# [Stated exercise]
Collect every line of the data below that contains the string "right", treating uppercase and lowercase letters as different.

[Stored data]

——

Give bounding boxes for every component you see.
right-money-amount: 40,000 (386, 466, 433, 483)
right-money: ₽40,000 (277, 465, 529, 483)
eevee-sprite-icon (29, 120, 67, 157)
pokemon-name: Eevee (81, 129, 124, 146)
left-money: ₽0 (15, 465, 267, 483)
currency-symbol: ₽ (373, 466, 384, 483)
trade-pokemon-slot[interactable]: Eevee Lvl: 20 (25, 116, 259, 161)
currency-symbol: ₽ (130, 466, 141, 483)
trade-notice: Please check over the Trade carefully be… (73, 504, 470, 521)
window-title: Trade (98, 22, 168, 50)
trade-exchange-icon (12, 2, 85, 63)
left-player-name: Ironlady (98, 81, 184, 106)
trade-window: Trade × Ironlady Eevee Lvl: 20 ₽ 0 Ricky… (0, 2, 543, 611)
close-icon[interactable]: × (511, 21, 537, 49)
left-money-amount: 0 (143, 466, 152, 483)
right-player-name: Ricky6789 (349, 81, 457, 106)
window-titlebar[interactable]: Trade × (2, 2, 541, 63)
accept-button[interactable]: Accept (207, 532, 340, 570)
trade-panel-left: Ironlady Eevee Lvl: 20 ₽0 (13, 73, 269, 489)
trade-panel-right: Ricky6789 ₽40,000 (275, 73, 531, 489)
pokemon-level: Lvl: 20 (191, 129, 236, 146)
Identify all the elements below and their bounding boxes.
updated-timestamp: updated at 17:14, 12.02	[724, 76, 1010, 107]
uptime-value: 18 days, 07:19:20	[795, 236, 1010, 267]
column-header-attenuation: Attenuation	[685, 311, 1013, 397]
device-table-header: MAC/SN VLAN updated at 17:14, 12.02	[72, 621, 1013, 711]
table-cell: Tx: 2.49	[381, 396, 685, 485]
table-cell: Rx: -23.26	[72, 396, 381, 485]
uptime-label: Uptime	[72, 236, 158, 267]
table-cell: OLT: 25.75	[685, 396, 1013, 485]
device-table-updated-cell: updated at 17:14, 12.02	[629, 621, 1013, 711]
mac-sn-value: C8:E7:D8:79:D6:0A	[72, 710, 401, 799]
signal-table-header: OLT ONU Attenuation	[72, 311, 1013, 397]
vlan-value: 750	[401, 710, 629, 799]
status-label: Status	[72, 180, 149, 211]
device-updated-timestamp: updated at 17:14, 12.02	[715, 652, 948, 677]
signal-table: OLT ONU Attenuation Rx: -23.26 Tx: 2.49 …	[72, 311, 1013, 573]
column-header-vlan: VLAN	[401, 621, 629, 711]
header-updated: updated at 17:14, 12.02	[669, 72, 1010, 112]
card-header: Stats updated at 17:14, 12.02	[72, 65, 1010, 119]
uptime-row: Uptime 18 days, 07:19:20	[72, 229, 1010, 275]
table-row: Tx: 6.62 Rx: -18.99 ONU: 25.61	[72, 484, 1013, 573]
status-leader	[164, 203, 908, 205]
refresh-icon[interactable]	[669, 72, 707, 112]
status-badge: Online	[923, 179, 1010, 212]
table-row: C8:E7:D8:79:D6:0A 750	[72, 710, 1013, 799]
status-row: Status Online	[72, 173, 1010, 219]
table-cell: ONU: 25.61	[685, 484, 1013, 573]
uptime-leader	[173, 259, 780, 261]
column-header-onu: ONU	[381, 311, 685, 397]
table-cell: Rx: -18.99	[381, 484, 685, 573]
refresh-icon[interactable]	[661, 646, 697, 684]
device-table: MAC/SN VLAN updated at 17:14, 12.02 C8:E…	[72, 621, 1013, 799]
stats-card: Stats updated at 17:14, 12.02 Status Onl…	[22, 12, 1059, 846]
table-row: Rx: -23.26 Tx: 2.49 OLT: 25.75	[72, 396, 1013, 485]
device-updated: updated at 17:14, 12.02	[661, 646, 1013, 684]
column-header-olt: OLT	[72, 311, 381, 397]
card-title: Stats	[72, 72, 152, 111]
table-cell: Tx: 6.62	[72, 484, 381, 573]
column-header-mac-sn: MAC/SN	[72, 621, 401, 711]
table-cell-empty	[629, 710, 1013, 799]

——

# [Solution for this exercise]
right-money-amount: 40,000 (386, 466, 433, 483)
right-money: ₽40,000 (277, 465, 529, 483)
right-player-name: Ricky6789 (349, 81, 457, 106)
trade-panel-right: Ricky6789 ₽40,000 (275, 73, 531, 489)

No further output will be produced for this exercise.